▶ EXERCISE BRIEF
Gather up the lines that contain "cambiar".

--- start EXERCISE INPUTS ---

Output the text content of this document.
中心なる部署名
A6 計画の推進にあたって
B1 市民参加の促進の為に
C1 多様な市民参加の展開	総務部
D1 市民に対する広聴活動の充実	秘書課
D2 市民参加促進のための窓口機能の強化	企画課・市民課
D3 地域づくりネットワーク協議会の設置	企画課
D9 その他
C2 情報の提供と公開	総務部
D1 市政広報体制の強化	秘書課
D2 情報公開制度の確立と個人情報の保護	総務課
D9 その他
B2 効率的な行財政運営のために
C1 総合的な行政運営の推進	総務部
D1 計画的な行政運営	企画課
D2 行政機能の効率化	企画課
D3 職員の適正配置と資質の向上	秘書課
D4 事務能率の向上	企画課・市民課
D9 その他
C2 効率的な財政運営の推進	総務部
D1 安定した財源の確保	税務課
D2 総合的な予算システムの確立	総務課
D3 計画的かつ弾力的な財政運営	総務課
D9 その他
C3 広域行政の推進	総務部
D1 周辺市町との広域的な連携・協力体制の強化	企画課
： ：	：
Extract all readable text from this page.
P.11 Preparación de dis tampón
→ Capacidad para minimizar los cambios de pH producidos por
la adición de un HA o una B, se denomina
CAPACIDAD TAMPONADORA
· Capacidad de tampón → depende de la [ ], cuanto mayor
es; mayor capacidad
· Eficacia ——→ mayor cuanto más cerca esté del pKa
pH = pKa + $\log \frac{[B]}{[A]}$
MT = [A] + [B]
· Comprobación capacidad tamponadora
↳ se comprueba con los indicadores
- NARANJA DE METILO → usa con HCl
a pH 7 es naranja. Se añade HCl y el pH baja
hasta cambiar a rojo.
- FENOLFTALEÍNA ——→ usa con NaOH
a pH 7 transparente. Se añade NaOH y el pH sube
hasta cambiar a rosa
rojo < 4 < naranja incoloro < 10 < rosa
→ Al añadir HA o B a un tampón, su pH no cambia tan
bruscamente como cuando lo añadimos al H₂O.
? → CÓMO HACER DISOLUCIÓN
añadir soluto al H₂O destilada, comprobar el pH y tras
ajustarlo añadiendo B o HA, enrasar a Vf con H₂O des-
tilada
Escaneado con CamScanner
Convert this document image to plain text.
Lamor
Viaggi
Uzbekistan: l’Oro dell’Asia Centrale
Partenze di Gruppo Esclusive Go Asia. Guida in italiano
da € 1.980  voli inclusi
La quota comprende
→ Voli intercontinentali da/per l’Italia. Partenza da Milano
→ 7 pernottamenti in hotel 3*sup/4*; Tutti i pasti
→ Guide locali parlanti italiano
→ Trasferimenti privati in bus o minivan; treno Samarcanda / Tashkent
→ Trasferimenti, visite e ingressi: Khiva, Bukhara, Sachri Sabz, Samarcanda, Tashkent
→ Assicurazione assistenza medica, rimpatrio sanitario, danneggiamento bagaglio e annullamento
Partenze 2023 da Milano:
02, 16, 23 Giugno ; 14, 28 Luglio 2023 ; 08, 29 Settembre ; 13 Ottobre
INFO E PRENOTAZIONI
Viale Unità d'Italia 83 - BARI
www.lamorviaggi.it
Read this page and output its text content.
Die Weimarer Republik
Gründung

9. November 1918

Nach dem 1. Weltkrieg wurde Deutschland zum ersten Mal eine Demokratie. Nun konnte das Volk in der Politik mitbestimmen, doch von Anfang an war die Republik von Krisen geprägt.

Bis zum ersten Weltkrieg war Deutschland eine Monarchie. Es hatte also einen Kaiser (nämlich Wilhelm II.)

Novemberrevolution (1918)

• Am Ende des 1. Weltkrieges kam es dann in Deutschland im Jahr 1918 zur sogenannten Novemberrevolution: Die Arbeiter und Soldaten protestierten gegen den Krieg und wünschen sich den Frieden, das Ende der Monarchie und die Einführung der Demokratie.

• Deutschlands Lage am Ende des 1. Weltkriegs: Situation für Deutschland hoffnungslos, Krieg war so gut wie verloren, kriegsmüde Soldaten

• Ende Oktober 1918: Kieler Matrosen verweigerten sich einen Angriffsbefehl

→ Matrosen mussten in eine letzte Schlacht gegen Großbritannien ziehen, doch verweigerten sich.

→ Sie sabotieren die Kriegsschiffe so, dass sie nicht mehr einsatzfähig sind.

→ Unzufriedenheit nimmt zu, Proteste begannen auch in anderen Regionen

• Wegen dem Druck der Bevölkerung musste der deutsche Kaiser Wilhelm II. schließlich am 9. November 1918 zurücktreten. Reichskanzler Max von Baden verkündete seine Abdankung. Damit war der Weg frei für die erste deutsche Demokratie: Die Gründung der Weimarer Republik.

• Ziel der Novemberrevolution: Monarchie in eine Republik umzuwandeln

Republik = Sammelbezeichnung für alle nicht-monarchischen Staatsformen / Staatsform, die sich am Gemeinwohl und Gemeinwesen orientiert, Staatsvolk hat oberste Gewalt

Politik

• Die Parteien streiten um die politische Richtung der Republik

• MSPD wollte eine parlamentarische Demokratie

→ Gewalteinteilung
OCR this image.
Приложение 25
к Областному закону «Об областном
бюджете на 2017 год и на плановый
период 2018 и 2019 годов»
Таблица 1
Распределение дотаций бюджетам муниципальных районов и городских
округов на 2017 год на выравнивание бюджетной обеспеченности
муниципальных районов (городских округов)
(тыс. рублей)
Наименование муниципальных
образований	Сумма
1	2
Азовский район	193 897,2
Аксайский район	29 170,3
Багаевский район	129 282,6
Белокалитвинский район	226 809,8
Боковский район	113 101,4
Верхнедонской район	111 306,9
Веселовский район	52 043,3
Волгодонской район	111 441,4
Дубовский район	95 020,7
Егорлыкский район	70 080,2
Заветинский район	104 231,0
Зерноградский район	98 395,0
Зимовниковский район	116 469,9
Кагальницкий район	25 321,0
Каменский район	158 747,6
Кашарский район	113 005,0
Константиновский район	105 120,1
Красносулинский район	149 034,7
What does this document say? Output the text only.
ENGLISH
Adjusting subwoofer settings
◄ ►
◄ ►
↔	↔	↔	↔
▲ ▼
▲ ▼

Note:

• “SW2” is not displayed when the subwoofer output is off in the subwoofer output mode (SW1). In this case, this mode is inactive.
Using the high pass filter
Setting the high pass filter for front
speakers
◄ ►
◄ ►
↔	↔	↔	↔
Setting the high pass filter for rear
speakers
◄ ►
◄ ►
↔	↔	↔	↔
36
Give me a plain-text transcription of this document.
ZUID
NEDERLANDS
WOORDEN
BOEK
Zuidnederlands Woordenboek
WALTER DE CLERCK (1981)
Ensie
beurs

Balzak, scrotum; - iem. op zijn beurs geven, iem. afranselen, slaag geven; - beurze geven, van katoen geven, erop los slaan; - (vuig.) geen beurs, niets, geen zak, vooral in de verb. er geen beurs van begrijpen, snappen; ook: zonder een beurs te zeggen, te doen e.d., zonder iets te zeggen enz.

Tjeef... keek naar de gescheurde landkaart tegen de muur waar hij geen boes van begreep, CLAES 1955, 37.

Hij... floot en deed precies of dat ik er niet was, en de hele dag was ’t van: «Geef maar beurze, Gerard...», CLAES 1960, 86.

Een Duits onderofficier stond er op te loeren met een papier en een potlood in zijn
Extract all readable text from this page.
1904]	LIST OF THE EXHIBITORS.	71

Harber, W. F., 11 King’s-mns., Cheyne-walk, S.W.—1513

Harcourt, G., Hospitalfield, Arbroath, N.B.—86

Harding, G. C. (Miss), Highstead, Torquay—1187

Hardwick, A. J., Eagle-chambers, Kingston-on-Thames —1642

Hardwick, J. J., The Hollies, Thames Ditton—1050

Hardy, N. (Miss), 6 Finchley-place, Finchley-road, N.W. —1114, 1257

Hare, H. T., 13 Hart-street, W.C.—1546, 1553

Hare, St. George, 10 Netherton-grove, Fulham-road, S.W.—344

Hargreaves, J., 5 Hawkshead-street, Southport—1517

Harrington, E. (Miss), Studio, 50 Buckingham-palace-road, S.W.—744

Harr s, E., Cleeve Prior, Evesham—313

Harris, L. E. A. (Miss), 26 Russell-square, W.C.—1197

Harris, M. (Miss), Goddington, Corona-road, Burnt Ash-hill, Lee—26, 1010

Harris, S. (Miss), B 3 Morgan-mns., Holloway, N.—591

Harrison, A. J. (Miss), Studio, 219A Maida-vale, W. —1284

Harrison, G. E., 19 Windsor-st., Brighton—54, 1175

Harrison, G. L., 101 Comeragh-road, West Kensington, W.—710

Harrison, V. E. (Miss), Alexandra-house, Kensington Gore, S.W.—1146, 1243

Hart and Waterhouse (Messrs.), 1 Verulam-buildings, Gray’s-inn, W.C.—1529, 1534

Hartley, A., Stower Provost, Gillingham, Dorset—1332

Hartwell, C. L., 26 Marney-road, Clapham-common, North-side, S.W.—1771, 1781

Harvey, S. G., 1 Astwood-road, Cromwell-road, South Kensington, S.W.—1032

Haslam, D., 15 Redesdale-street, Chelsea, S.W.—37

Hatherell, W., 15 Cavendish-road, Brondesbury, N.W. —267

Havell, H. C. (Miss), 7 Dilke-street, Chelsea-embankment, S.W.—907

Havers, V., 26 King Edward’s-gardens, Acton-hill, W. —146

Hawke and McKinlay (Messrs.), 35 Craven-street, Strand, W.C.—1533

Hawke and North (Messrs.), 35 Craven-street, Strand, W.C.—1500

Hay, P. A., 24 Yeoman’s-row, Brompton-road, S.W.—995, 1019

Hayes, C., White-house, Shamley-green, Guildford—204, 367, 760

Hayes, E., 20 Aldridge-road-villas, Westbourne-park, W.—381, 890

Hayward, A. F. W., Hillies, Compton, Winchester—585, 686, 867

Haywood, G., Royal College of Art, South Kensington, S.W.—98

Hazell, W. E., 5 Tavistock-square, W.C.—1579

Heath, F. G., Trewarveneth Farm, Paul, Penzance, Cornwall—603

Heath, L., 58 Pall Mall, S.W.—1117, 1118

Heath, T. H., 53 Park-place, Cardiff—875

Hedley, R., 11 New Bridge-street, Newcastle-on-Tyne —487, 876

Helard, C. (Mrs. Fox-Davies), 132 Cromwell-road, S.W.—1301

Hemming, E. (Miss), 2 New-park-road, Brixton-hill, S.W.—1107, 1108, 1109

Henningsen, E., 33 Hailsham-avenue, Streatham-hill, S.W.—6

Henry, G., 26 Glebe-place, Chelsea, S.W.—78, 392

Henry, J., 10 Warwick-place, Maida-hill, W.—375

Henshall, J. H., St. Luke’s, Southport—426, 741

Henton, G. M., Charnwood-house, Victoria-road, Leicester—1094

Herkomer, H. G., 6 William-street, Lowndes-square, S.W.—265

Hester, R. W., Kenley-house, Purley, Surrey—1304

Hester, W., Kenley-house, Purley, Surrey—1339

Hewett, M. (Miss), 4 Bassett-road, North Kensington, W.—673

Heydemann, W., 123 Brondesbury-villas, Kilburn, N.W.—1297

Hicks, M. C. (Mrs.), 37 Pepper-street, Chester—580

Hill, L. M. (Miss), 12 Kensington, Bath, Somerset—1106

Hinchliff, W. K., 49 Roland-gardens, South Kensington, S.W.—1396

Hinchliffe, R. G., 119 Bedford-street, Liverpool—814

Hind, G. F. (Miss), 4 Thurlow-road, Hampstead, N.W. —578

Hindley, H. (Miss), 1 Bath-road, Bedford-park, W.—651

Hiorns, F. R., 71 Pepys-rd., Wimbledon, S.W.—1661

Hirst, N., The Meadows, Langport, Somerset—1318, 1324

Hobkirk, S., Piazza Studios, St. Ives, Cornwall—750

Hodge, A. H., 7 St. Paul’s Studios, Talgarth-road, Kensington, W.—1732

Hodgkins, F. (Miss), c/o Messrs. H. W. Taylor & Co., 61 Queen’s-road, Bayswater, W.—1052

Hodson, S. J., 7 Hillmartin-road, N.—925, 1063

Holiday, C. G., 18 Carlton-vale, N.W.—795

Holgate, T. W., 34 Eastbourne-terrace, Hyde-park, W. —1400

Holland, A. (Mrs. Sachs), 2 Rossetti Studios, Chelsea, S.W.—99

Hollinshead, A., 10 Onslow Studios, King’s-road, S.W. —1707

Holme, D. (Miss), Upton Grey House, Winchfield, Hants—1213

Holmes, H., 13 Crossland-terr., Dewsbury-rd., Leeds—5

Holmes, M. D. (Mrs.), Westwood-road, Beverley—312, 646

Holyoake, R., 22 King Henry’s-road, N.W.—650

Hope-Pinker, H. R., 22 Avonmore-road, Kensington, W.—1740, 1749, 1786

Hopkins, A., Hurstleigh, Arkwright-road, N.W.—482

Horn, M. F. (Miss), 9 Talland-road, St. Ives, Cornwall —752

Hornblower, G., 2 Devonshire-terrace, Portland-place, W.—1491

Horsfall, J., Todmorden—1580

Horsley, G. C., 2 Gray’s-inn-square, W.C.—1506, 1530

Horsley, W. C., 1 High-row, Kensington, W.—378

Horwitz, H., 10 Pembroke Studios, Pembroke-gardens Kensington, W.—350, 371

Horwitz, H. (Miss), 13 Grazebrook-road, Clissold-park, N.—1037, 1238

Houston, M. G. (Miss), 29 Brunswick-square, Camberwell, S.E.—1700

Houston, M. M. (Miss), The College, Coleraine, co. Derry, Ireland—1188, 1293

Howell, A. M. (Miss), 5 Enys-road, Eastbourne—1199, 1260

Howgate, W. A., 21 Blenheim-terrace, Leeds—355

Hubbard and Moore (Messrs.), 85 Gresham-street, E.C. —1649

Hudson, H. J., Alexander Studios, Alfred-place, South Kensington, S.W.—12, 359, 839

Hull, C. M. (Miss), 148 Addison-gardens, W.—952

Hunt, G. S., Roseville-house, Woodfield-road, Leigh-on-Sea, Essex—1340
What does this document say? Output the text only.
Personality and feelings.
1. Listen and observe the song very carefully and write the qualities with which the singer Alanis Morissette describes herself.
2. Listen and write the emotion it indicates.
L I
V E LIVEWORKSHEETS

--- end EXERCISE INPUTS ---

▶ SOLVED EXERCISE
hasta cambiar a rojo.
hasta cambiar a rosa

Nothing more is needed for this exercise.